WHAT YOU ARE ASKED TO DO: Work out how many lines have "ylabel" in them. Give only that number.

++++++++++++++++++++

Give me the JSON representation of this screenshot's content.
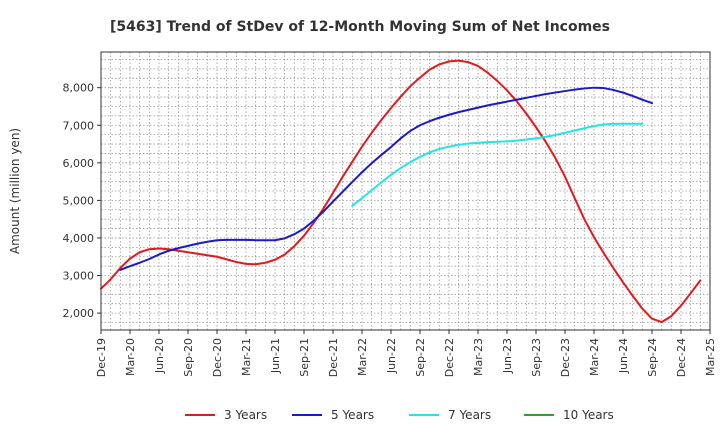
{
  "chart_data": {
    "type": "line",
    "title": "[5463]  Trend of StDev of 12-Month Moving Sum of Net Incomes",
    "ylabel": "Amount (million yen)",
    "xlabel": "",
    "ylim": [
      1550,
      8950
    ],
    "yticks": [
      2000,
      3000,
      4000,
      5000,
      6000,
      7000,
      8000
    ],
    "ytick_labels": [
      "2,000",
      "3,000",
      "4,000",
      "5,000",
      "6,000",
      "7,000",
      "8,000"
    ],
    "x_tick_labels": [
      "Dec-19",
      "Mar-20",
      "Jun-20",
      "Sep-20",
      "Dec-20",
      "Mar-21",
      "Jun-21",
      "Sep-21",
      "Dec-21",
      "Mar-22",
      "Jun-22",
      "Sep-22",
      "Dec-22",
      "Mar-23",
      "Jun-23",
      "Sep-23",
      "Dec-23",
      "Mar-24",
      "Jun-24",
      "Sep-24",
      "Dec-24",
      "Mar-25"
    ],
    "grid": true,
    "legend_position": "bottom",
    "series": [
      {
        "name": "3 Years",
        "color": "#e31a1c",
        "points": [
          [
            0,
            2650
          ],
          [
            1,
            2900
          ],
          [
            2,
            3200
          ],
          [
            3,
            3450
          ],
          [
            4,
            3620
          ],
          [
            5,
            3700
          ],
          [
            6,
            3720
          ],
          [
            7,
            3700
          ],
          [
            8,
            3660
          ],
          [
            9,
            3620
          ],
          [
            10,
            3580
          ],
          [
            11,
            3540
          ],
          [
            12,
            3500
          ],
          [
            13,
            3430
          ],
          [
            14,
            3360
          ],
          [
            15,
            3310
          ],
          [
            16,
            3300
          ],
          [
            17,
            3340
          ],
          [
            18,
            3420
          ],
          [
            19,
            3560
          ],
          [
            20,
            3780
          ],
          [
            21,
            4060
          ],
          [
            22,
            4400
          ],
          [
            23,
            4780
          ],
          [
            24,
            5200
          ],
          [
            25,
            5630
          ],
          [
            26,
            6030
          ],
          [
            27,
            6430
          ],
          [
            28,
            6800
          ],
          [
            29,
            7140
          ],
          [
            30,
            7460
          ],
          [
            31,
            7760
          ],
          [
            32,
            8040
          ],
          [
            33,
            8270
          ],
          [
            34,
            8480
          ],
          [
            35,
            8620
          ],
          [
            36,
            8700
          ],
          [
            37,
            8720
          ],
          [
            38,
            8680
          ],
          [
            39,
            8580
          ],
          [
            40,
            8400
          ],
          [
            41,
            8180
          ],
          [
            42,
            7930
          ],
          [
            43,
            7640
          ],
          [
            44,
            7310
          ],
          [
            45,
            6950
          ],
          [
            46,
            6560
          ],
          [
            47,
            6130
          ],
          [
            48,
            5630
          ],
          [
            49,
            5060
          ],
          [
            50,
            4500
          ],
          [
            51,
            4020
          ],
          [
            52,
            3600
          ],
          [
            53,
            3200
          ],
          [
            54,
            2820
          ],
          [
            55,
            2460
          ],
          [
            56,
            2120
          ],
          [
            57,
            1850
          ],
          [
            58,
            1760
          ],
          [
            59,
            1920
          ],
          [
            60,
            2200
          ],
          [
            61,
            2530
          ],
          [
            62,
            2870
          ]
        ]
      },
      {
        "name": "5 Years",
        "color": "#1a1acd",
        "points": [
          [
            2,
            3150
          ],
          [
            3,
            3250
          ],
          [
            4,
            3340
          ],
          [
            5,
            3440
          ],
          [
            6,
            3560
          ],
          [
            7,
            3660
          ],
          [
            8,
            3730
          ],
          [
            9,
            3790
          ],
          [
            10,
            3850
          ],
          [
            11,
            3900
          ],
          [
            12,
            3940
          ],
          [
            13,
            3950
          ],
          [
            14,
            3950
          ],
          [
            15,
            3950
          ],
          [
            16,
            3940
          ],
          [
            17,
            3940
          ],
          [
            18,
            3940
          ],
          [
            19,
            3990
          ],
          [
            20,
            4100
          ],
          [
            21,
            4250
          ],
          [
            22,
            4460
          ],
          [
            23,
            4700
          ],
          [
            24,
            4970
          ],
          [
            25,
            5230
          ],
          [
            26,
            5490
          ],
          [
            27,
            5750
          ],
          [
            28,
            5990
          ],
          [
            29,
            6210
          ],
          [
            30,
            6420
          ],
          [
            31,
            6650
          ],
          [
            32,
            6850
          ],
          [
            33,
            7000
          ],
          [
            34,
            7110
          ],
          [
            35,
            7200
          ],
          [
            36,
            7280
          ],
          [
            37,
            7350
          ],
          [
            38,
            7410
          ],
          [
            39,
            7470
          ],
          [
            40,
            7530
          ],
          [
            41,
            7580
          ],
          [
            42,
            7630
          ],
          [
            43,
            7680
          ],
          [
            44,
            7730
          ],
          [
            45,
            7780
          ],
          [
            46,
            7830
          ],
          [
            47,
            7870
          ],
          [
            48,
            7910
          ],
          [
            49,
            7950
          ],
          [
            50,
            7980
          ],
          [
            51,
            8000
          ],
          [
            52,
            7990
          ],
          [
            53,
            7940
          ],
          [
            54,
            7870
          ],
          [
            55,
            7780
          ],
          [
            56,
            7680
          ],
          [
            57,
            7590
          ]
        ]
      },
      {
        "name": "7 Years",
        "color": "#22e5e5",
        "points": [
          [
            26,
            4860
          ],
          [
            27,
            5060
          ],
          [
            28,
            5270
          ],
          [
            29,
            5480
          ],
          [
            30,
            5680
          ],
          [
            31,
            5860
          ],
          [
            32,
            6020
          ],
          [
            33,
            6160
          ],
          [
            34,
            6280
          ],
          [
            35,
            6370
          ],
          [
            36,
            6430
          ],
          [
            37,
            6480
          ],
          [
            38,
            6510
          ],
          [
            39,
            6530
          ],
          [
            40,
            6550
          ],
          [
            41,
            6560
          ],
          [
            42,
            6570
          ],
          [
            43,
            6590
          ],
          [
            44,
            6620
          ],
          [
            45,
            6650
          ],
          [
            46,
            6690
          ],
          [
            47,
            6740
          ],
          [
            48,
            6800
          ],
          [
            49,
            6860
          ],
          [
            50,
            6920
          ],
          [
            51,
            6980
          ],
          [
            52,
            7020
          ],
          [
            53,
            7040
          ],
          [
            54,
            7040
          ],
          [
            55,
            7040
          ],
          [
            56,
            7040
          ]
        ]
      },
      {
        "name": "10 Years",
        "color": "#2ca02c",
        "points": []
      }
    ]
  }
}
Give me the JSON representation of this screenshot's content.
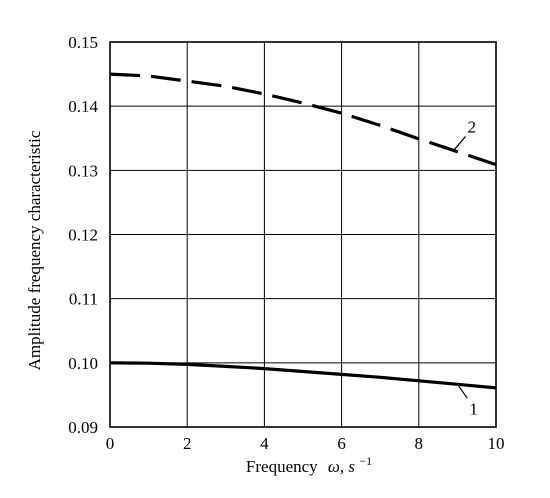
{
  "chart_data": {
    "type": "line",
    "title": "",
    "xlabel": "Frequency",
    "xlabel_symbol": "ω, s",
    "xlabel_sup": "−1",
    "ylabel": "Amplitude frequency characteristic",
    "xlim": [
      0,
      10
    ],
    "ylim": [
      0.09,
      0.15
    ],
    "x_ticks": [
      0,
      2,
      4,
      6,
      8,
      10
    ],
    "x_tick_labels": [
      "0",
      "2",
      "4",
      "6",
      "8",
      "10"
    ],
    "y_ticks": [
      0.09,
      0.1,
      0.11,
      0.12,
      0.13,
      0.14,
      0.15
    ],
    "y_tick_labels": [
      "0.09",
      "0.10",
      "0.11",
      "0.12",
      "0.13",
      "0.14",
      "0.15"
    ],
    "grid": true,
    "series": [
      {
        "label": "1",
        "style": "solid",
        "color": "#000000",
        "x": [
          0,
          1,
          2,
          3,
          4,
          5,
          6,
          7,
          8,
          9,
          10
        ],
        "y": [
          0.1,
          0.09995,
          0.09975,
          0.09945,
          0.0991,
          0.09865,
          0.0982,
          0.09775,
          0.0972,
          0.09665,
          0.0961
        ]
      },
      {
        "label": "2",
        "style": "dashed",
        "color": "#000000",
        "x": [
          0,
          1,
          2,
          3,
          4,
          5,
          6,
          7,
          8,
          9,
          10
        ],
        "y": [
          0.145,
          0.1447,
          0.1439,
          0.1431,
          0.1419,
          0.1405,
          0.1389,
          0.137,
          0.1349,
          0.1329,
          0.1309
        ]
      }
    ]
  }
}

++++++++++++++++++++

SOLUTION TO THE EXERCISE: 2